STATED EXERCISE:
Retype the data that follows line by line, exactly, and leave its pictures out.

RECORDS TO USE:
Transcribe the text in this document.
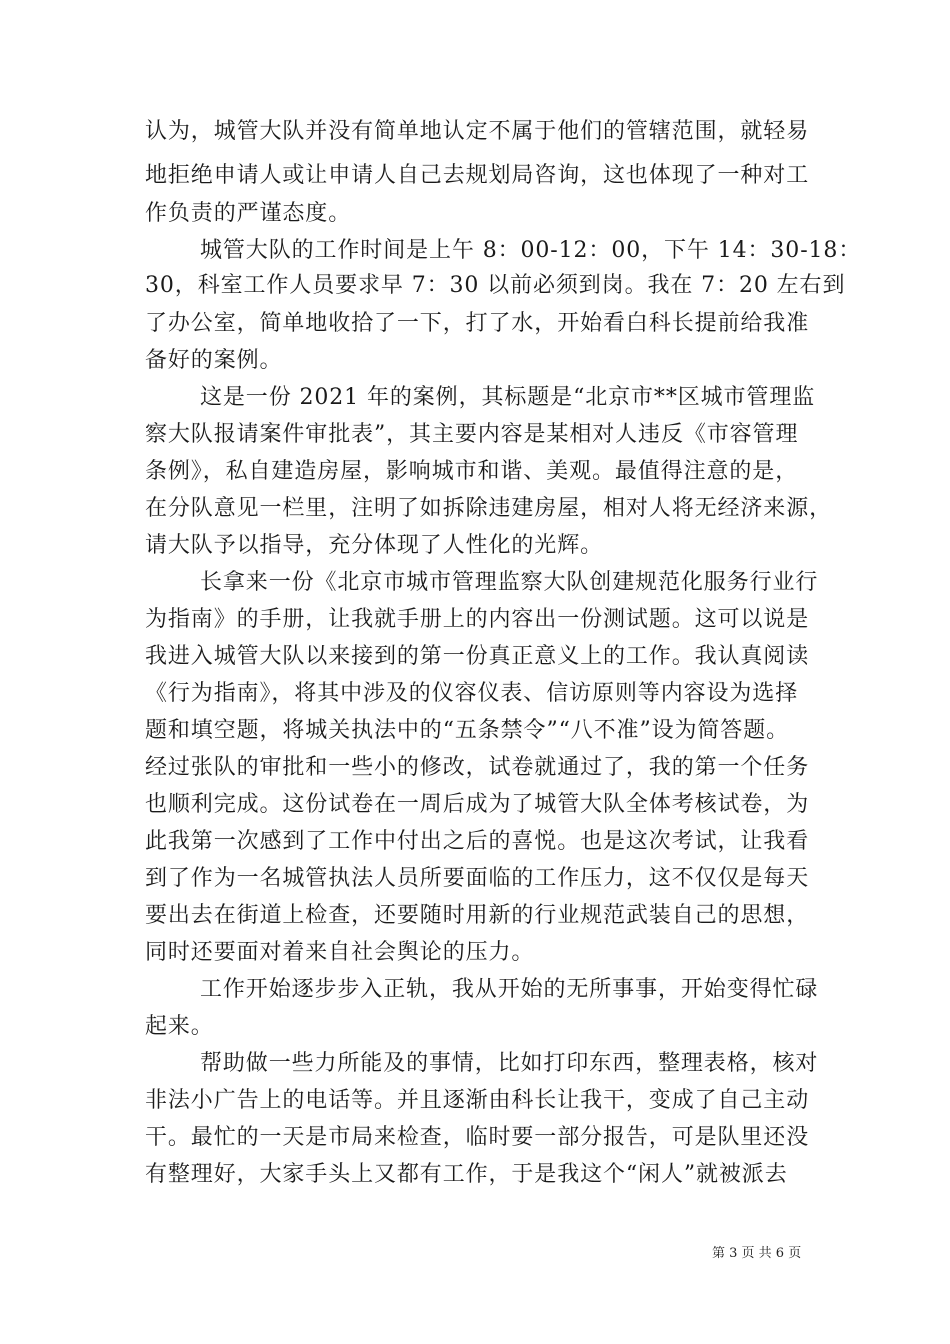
认为，城管大队并没有简单地认定不属于他们的管辖范围，就轻易
地拒绝申请人或让申请人自己去规划局咨询，这也体现了一种对工
作负责的严谨态度。
城管大队的工作时间是上午 8：00-12：00，下午 14：30-18：
30，科室工作人员要求早 7：30 以前必须到岗。我在 7：20 左右到
了办公室，简单地收拾了一下，打了水，开始看白科长提前给我准
备好的案例。
这是一份 2021 年的案例，其标题是“北京市**区城市管理监
察大队报请案件审批表”，其主要内容是某相对人违反《市容管理
条例》，私自建造房屋，影响城市和谐、美观。最值得注意的是，
在分队意见一栏里，注明了如拆除违建房屋，相对人将无经济来源，
请大队予以指导，充分体现了人性化的光辉。
长拿来一份《北京市城市管理监察大队创建规范化服务行业行
为指南》的手册，让我就手册上的内容出一份测试题。这可以说是
我进入城管大队以来接到的第一份真正意义上的工作。我认真阅读
《行为指南》，将其中涉及的仪容仪表、信访原则等内容设为选择
题和填空题，将城关执法中的“五条禁令”“八不准”设为简答题。
经过张队的审批和一些小的修改，试卷就通过了，我的第一个任务
也顺利完成。这份试卷在一周后成为了城管大队全体考核试卷，为
此我第一次感到了工作中付出之后的喜悦。也是这次考试，让我看
到了作为一名城管执法人员所要面临的工作压力，这不仅仅是每天
要出去在街道上检查，还要随时用新的行业规范武装自己的思想，
同时还要面对着来自社会舆论的压力。
工作开始逐步步入正轨，我从开始的无所事事，开始变得忙碌
起来。
帮助做一些力所能及的事情，比如打印东西，整理表格，核对
非法小广告上的电话等。并且逐渐由科长让我干，变成了自己主动
干。最忙的一天是市局来检查，临时要一部分报告，可是队里还没
有整理好，大家手头上又都有工作，于是我这个“闲人”就被派去
第 3 页 共 6 页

SOLUTION TO THIS TASK:
Transcribe the text in this document.
认为，城管大队并没有简单地认定不属于他们的管辖范围，就轻易
地拒绝申请人或让申请人自己去规划局咨询，这也体现了一种对工
作负责的严谨态度。
城管大队的工作时间是上午 8：00-12：00，下午 14：30-18：
30，科室工作人员要求早 7：30 以前必须到岗。我在 7：20 左右到
了办公室，简单地收拾了一下，打了水，开始看白科长提前给我准
备好的案例。
这是一份 2021 年的案例，其标题是“北京市**区城市管理监
察大队报请案件审批表”，其主要内容是某相对人违反《市容管理
条例》，私自建造房屋，影响城市和谐、美观。最值得注意的是，
在分队意见一栏里，注明了如拆除违建房屋，相对人将无经济来源，
请大队予以指导，充分体现了人性化的光辉。
长拿来一份《北京市城市管理监察大队创建规范化服务行业行
为指南》的手册，让我就手册上的内容出一份测试题。这可以说是
我进入城管大队以来接到的第一份真正意义上的工作。我认真阅读
《行为指南》，将其中涉及的仪容仪表、信访原则等内容设为选择
题和填空题，将城关执法中的“五条禁令”“八不准”设为简答题。
经过张队的审批和一些小的修改，试卷就通过了，我的第一个任务
也顺利完成。这份试卷在一周后成为了城管大队全体考核试卷，为
此我第一次感到了工作中付出之后的喜悦。也是这次考试，让我看
到了作为一名城管执法人员所要面临的工作压力，这不仅仅是每天
要出去在街道上检查，还要随时用新的行业规范武装自己的思想，
同时还要面对着来自社会舆论的压力。
工作开始逐步步入正轨，我从开始的无所事事，开始变得忙碌
起来。
帮助做一些力所能及的事情，比如打印东西，整理表格，核对
非法小广告上的电话等。并且逐渐由科长让我干，变成了自己主动
干。最忙的一天是市局来检查，临时要一部分报告，可是队里还没
有整理好，大家手头上又都有工作，于是我这个“闲人”就被派去
第 3 页 共 6 页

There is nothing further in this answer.